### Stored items
##########
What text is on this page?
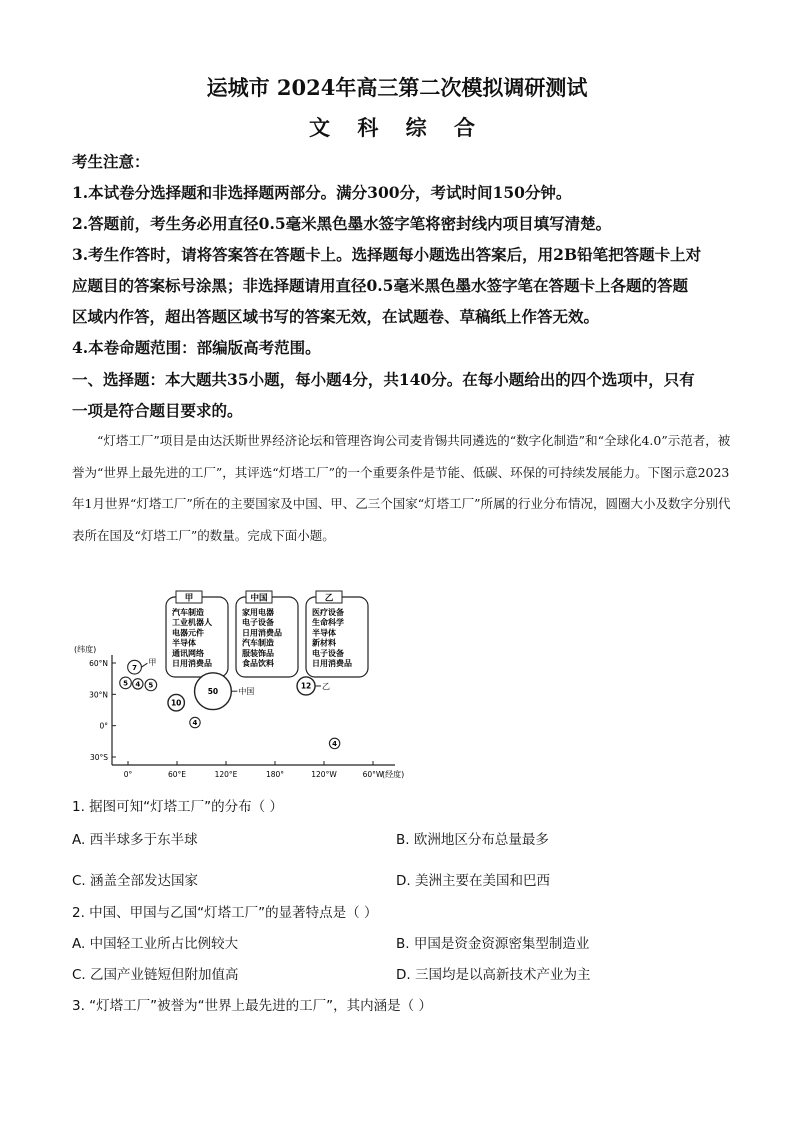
运城市 2024年高三第二次模拟调研测试
文 科 综 合
考生注意：
1.本试卷分选择题和非选择题两部分。满分300分，考试时间150分钟。
2.答题前，考生务必用直径0.5毫米黑色墨水签字笔将密封线内项目填写清楚。
3.考生作答时，请将答案答在答题卡上。选择题每小题选出答案后，用2B铅笔把答题卡上对
应题目的答案标号涂黑；非选择题请用直径0.5毫米黑色墨水签字笔在答题卡上各题的答题
区域内作答，超出答题区域书写的答案无效，在试题卷、草稿纸上作答无效。
4.本卷命题范围：部编版高考范围。
一、选择题：本大题共35小题，每小题4分，共140分。在每小题给出的四个选项中，只有
一项是符合题目要求的。
“灯塔工厂”项目是由达沃斯世界经济论坛和管理咨询公司麦肯锡共同遴选的“数字化制造”和“全球化4.0”示范者，被誉为“世界上最先进的工厂”，其评选“灯塔工厂”的一个重要条件是节能、低碳、环保的可持续发展能力。下图示意2023年1月世界“灯塔工厂”所在的主要国家及中国、甲、乙三个国家“灯塔工厂”所属的行业分布情况，圆圈大小及数字分别代表所在国及“灯塔工厂”的数量。完成下面小题。
甲
汽车制造
工业机器人
电器元件
半导体
通讯网络
日用消费品
中国
家用电器
电子设备
日用消费品
汽车制造
服装饰品
食品饮料
乙
医疗设备
生命科学
半导体
新材料
电子设备
日用消费品
(纬度)
(经度)
60°N
30°N
0°
30°S
0°	60°E	120°E	180°	120°W	60°W
7
甲
5 4 5
10
50	中国
4
12 乙
4
1. 据图可知“灯塔工厂”的分布（ ）
A. 西半球多于东半球	B. 欧洲地区分布总量最多
C. 涵盖全部发达国家	D. 美洲主要在美国和巴西
2. 中国、甲国与乙国“灯塔工厂”的显著特点是（ ）
A. 中国轻工业所占比例较大	B. 甲国是资金资源密集型制造业
C. 乙国产业链短但附加值高	D. 三国均是以高新技术产业为主
3. “灯塔工厂”被誉为“世界上最先进的工厂”，其内涵是（ ）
##########
### What you should do
Choose all lines containing the string "世界上最先进的工厂" and copy them out.

### Reply
“灯塔工厂”项目是由达沃斯世界经济论坛和管理咨询公司麦肯锡共同遴选的“数字化制造”和“全球化4.0”示范者，被誉为“世界上最先进的工厂”，其评选“灯塔工厂”的一个重要条件是节能、低碳、环保的可持续发展能力。下图示意2023年1月世界“灯塔工厂”所在的主要国家及中国、甲、乙三个国家“灯塔工厂”所属的行业分布情况，圆圈大小及数字分别代表所在国及“灯塔工厂”的数量。完成下面小题。
3. “灯塔工厂”被誉为“世界上最先进的工厂”，其内涵是（ ）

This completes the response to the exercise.